:: Extracted material

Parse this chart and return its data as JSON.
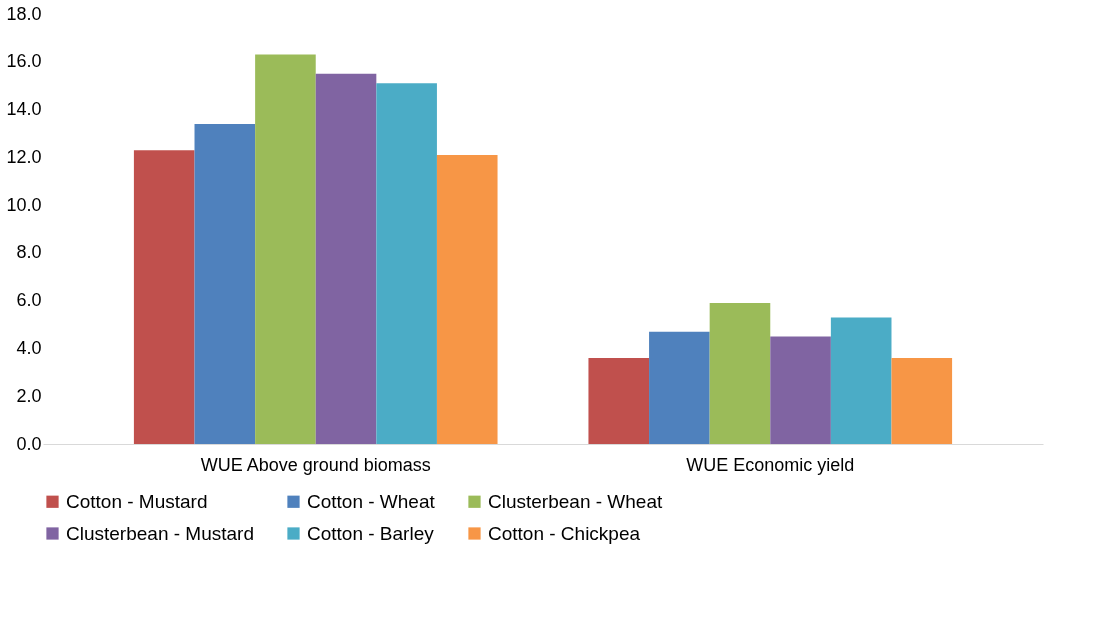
{
  "chart_data": {
    "type": "bar",
    "categories": [
      "WUE Above ground biomass",
      "WUE Economic yield"
    ],
    "series": [
      {
        "name": "Cotton - Mustard",
        "color": "#c0504d",
        "values": [
          12.3,
          3.6
        ]
      },
      {
        "name": "Cotton - Wheat",
        "color": "#4f81bd",
        "values": [
          13.4,
          4.7
        ]
      },
      {
        "name": "Clusterbean - Wheat",
        "color": "#9bbb59",
        "values": [
          16.3,
          5.9
        ]
      },
      {
        "name": "Clusterbean - Mustard",
        "color": "#8064a2",
        "values": [
          15.5,
          4.5
        ]
      },
      {
        "name": "Cotton - Barley",
        "color": "#4bacc6",
        "values": [
          15.1,
          5.3
        ]
      },
      {
        "name": "Cotton - Chickpea",
        "color": "#f79646",
        "values": [
          12.1,
          3.6
        ]
      }
    ],
    "ylim": [
      0,
      18
    ],
    "yticks": [
      {
        "value": 0,
        "label": "0.0"
      },
      {
        "value": 2,
        "label": "2.0"
      },
      {
        "value": 4,
        "label": "4.0"
      },
      {
        "value": 6,
        "label": "6.0"
      },
      {
        "value": 8,
        "label": "8.0"
      },
      {
        "value": 10,
        "label": "10.0"
      },
      {
        "value": 12,
        "label": "12.0"
      },
      {
        "value": 14,
        "label": "14.0"
      },
      {
        "value": 16,
        "label": "16.0"
      },
      {
        "value": 18,
        "label": "18.0"
      }
    ],
    "grid": false,
    "legend": "bottom"
  }
}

::::

**Instructions for the task**
Leave out the pictures and transcribe the entries above exactly.

**Response**
Parse this chart and return its data as JSON.
{
  "chart_data": {
    "type": "bar",
    "categories": [
      "WUE Above ground biomass",
      "WUE Economic yield"
    ],
    "series": [
      {
        "name": "Cotton - Mustard",
        "color": "#c0504d",
        "values": [
          12.3,
          3.6
        ]
      },
      {
        "name": "Cotton - Wheat",
        "color": "#4f81bd",
        "values": [
          13.4,
          4.7
        ]
      },
      {
        "name": "Clusterbean - Wheat",
        "color": "#9bbb59",
        "values": [
          16.3,
          5.9
        ]
      },
      {
        "name": "Clusterbean - Mustard",
        "color": "#8064a2",
        "values": [
          15.5,
          4.5
        ]
      },
      {
        "name": "Cotton - Barley",
        "color": "#4bacc6",
        "values": [
          15.1,
          5.3
        ]
      },
      {
        "name": "Cotton - Chickpea",
        "color": "#f79646",
        "values": [
          12.1,
          3.6
        ]
      }
    ],
    "ylim": [
      0,
      18
    ],
    "yticks": [
      {
        "value": 0,
        "label": "0.0"
      },
      {
        "value": 2,
        "label": "2.0"
      },
      {
        "value": 4,
        "label": "4.0"
      },
      {
        "value": 6,
        "label": "6.0"
      },
      {
        "value": 8,
        "label": "8.0"
      },
      {
        "value": 10,
        "label": "10.0"
      },
      {
        "value": 12,
        "label": "12.0"
      },
      {
        "value": 14,
        "label": "14.0"
      },
      {
        "value": 16,
        "label": "16.0"
      },
      {
        "value": 18,
        "label": "18.0"
      }
    ],
    "grid": false,
    "legend": "bottom"
  }
}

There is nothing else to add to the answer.